### Provided text
--- Begin ---
Over 6 years ago, when I first "came back" to church, I remember feeling misunderstood. All of my old friends suddenly thought of me as a crazy Mormon who didn't and couldn't care about them. I made those big changes quickly - I was "all in" and married in the temple within a year. It was all completely foreign to them, and I admit that I didn't handle my friendships well. But it was a lonely time and my feelings were still hurt by them not wanting to come near me.

I originally went back to find good, clean friends and morally clean, completely sober guys to date. I remember telling my brother that that didn't seem like a good enough reason to go - he assured me that a lot of people went to church just for the social aspect and that a testimony would come in time.

I tried. I can't say I was ever 100% at studying scriptures, saying morning and evening prayers, doing family home evening, magnifying my callings, etc. But I did try to be good. Being temple worthy wasn't hard for me. I never liked drinking, I have no problem being faithful to my husband, I did my best to have the necessary testimony, and we always paid our tithing. My language wasn't perfect, my attitude wasn't perfect, and though I did it a few times, I never felt totally right about standing and bearing my testimony that I know this church is true. I wanted to know it, I prayed to know it, I asked for help in knowing the truth, and when I didn't care so much, I prayed to care.

But the doubts prevailed. When I was reading scriptures, I constantly had thoughts like "I don't see why it's so impossible that this was made up." Comparing 2 Nephi to Isaiah didn't prove anything for me - it just made me suspicious that it had all been copied over. Polygamy never added up and I've always said that if it were reinstated, I would be gone in a second. So I guess really, past outward appearances, I was never completely "all in."

Even so...I had found an awesome man for a husband and I adored (and adore) him. I gave birth to a beautiful, fun, challenging little girl, and then another. It's been easy for us to get pregnant. We are, for the most part, very healthy and so are our babies. My husband gets good jobs and we always have our needs met, if not exceeded. I learned good things at church and met good people. I've considered myself very blessed, and lots of these major blessings coincide with my active membership in the Church. Despite having doubts and questions, I've always continued, deciding that I don't and can't understand everything, but I will someday, and that all of this is still what's best for me.

I do still think that the Church is a good institution, well-run (maybe a little TOO well run...), teaches wonderful principles, brings out the best in people - but also has the potential to, and frequently does, bring out some bad in people too.
--- End ---
### Data excerpt
--- Begin ---
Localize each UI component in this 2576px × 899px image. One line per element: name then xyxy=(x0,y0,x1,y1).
--- End ---
### Actions to take
A – Write out the part of the account of returning to church from "Over 6 years" up to and including "come in time.".
B – In the account of returning to church, how soon after coming back was the writer married in the temple?
C – Say whether each statement agrees with the account of returning to church, answering yes or no and quoting the deciding words: (i) The writer never liked drinking. (ii) Comparing 2 Nephi to Isaiah strengthened the writer's belief. (iii) The writer has only one child.
The material is not needed for any of this.

### Solved tasks
A –
Over 6 years ago, when I first "came back" to church, I remember feeling misunderstood. All of my old friends suddenly thought of me as a crazy Mormon who didn't and couldn't care about them. I made those big changes quickly - I was "all in" and married in the temple within a year. It was all completely foreign to them, and I admit that I didn't handle my friendships well. But it was a lonely time and my feelings were still hurt by them not wanting to come near me.

I originally went back to find good, clean friends and morally clean, completely sober guys to date. I remember telling my brother that that didn't seem like a good enough reason to go - he assured me that a lot of people went to church just for the social aspect and that a testimony would come in time.

B – Within a year.

C –
(i) Yes: "I never liked drinking"
(ii) No: "Comparing 2 Nephi to Isaiah didn't prove anything for me"
(iii) No: "I gave birth to a beautiful, fun, challenging little girl, and then another."